TASK GOAL:
State how many lines of the records contain the string "title". Give the number alone.

GIVEN DATA:
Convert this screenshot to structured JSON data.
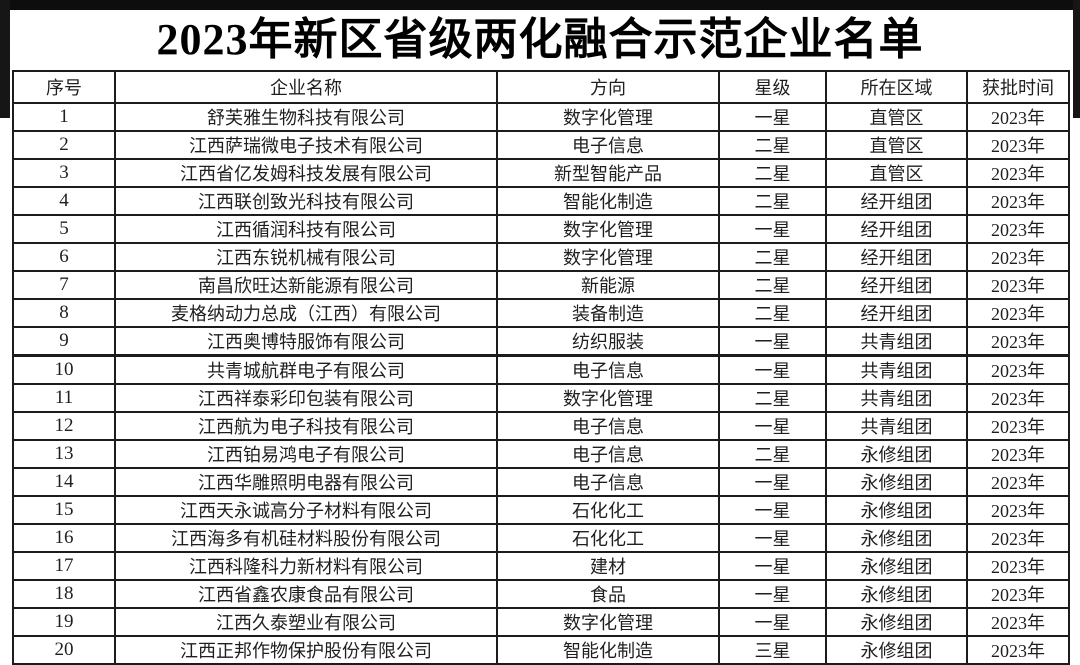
{
  "page": {
    "title": "2023年新区省级两化融合示范企业名单"
  },
  "colors": {
    "background": "#ffffff",
    "border": "#1c1c1c",
    "text": "#1f1f1f",
    "title": "#000000",
    "scan_edge": "#0d0d0d"
  },
  "table": {
    "columns": [
      "序号",
      "企业名称",
      "方向",
      "星级",
      "所在区域",
      "获批时间"
    ],
    "column_keys": [
      "no",
      "company-name",
      "direction",
      "star-level",
      "region",
      "approval-time"
    ],
    "rows": [
      [
        "1",
        "舒芙雅生物科技有限公司",
        "数字化管理",
        "一星",
        "直管区",
        "2023年"
      ],
      [
        "2",
        "江西萨瑞微电子技术有限公司",
        "电子信息",
        "二星",
        "直管区",
        "2023年"
      ],
      [
        "3",
        "江西省亿发姆科技发展有限公司",
        "新型智能产品",
        "二星",
        "直管区",
        "2023年"
      ],
      [
        "4",
        "江西联创致光科技有限公司",
        "智能化制造",
        "二星",
        "经开组团",
        "2023年"
      ],
      [
        "5",
        "江西循润科技有限公司",
        "数字化管理",
        "一星",
        "经开组团",
        "2023年"
      ],
      [
        "6",
        "江西东锐机械有限公司",
        "数字化管理",
        "二星",
        "经开组团",
        "2023年"
      ],
      [
        "7",
        "南昌欣旺达新能源有限公司",
        "新能源",
        "二星",
        "经开组团",
        "2023年"
      ],
      [
        "8",
        "麦格纳动力总成（江西）有限公司",
        "装备制造",
        "二星",
        "经开组团",
        "2023年"
      ],
      [
        "9",
        "江西奥博特服饰有限公司",
        "纺织服装",
        "一星",
        "共青组团",
        "2023年"
      ],
      [
        "10",
        "共青城航群电子有限公司",
        "电子信息",
        "一星",
        "共青组团",
        "2023年"
      ],
      [
        "11",
        "江西祥泰彩印包装有限公司",
        "数字化管理",
        "二星",
        "共青组团",
        "2023年"
      ],
      [
        "12",
        "江西航为电子科技有限公司",
        "电子信息",
        "一星",
        "共青组团",
        "2023年"
      ],
      [
        "13",
        "江西铂易鸿电子有限公司",
        "电子信息",
        "二星",
        "永修组团",
        "2023年"
      ],
      [
        "14",
        "江西华雕照明电器有限公司",
        "电子信息",
        "一星",
        "永修组团",
        "2023年"
      ],
      [
        "15",
        "江西天永诚高分子材料有限公司",
        "石化化工",
        "一星",
        "永修组团",
        "2023年"
      ],
      [
        "16",
        "江西海多有机硅材料股份有限公司",
        "石化化工",
        "一星",
        "永修组团",
        "2023年"
      ],
      [
        "17",
        "江西科隆科力新材料有限公司",
        "建材",
        "一星",
        "永修组团",
        "2023年"
      ],
      [
        "18",
        "江西省鑫农康食品有限公司",
        "食品",
        "一星",
        "永修组团",
        "2023年"
      ],
      [
        "19",
        "江西久泰塑业有限公司",
        "数字化管理",
        "一星",
        "永修组团",
        "2023年"
      ],
      [
        "20",
        "江西正邦作物保护股份有限公司",
        "智能化制造",
        "三星",
        "永修组团",
        "2023年"
      ]
    ]
  }
}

OUTPUT OF THE EXERCISE:
2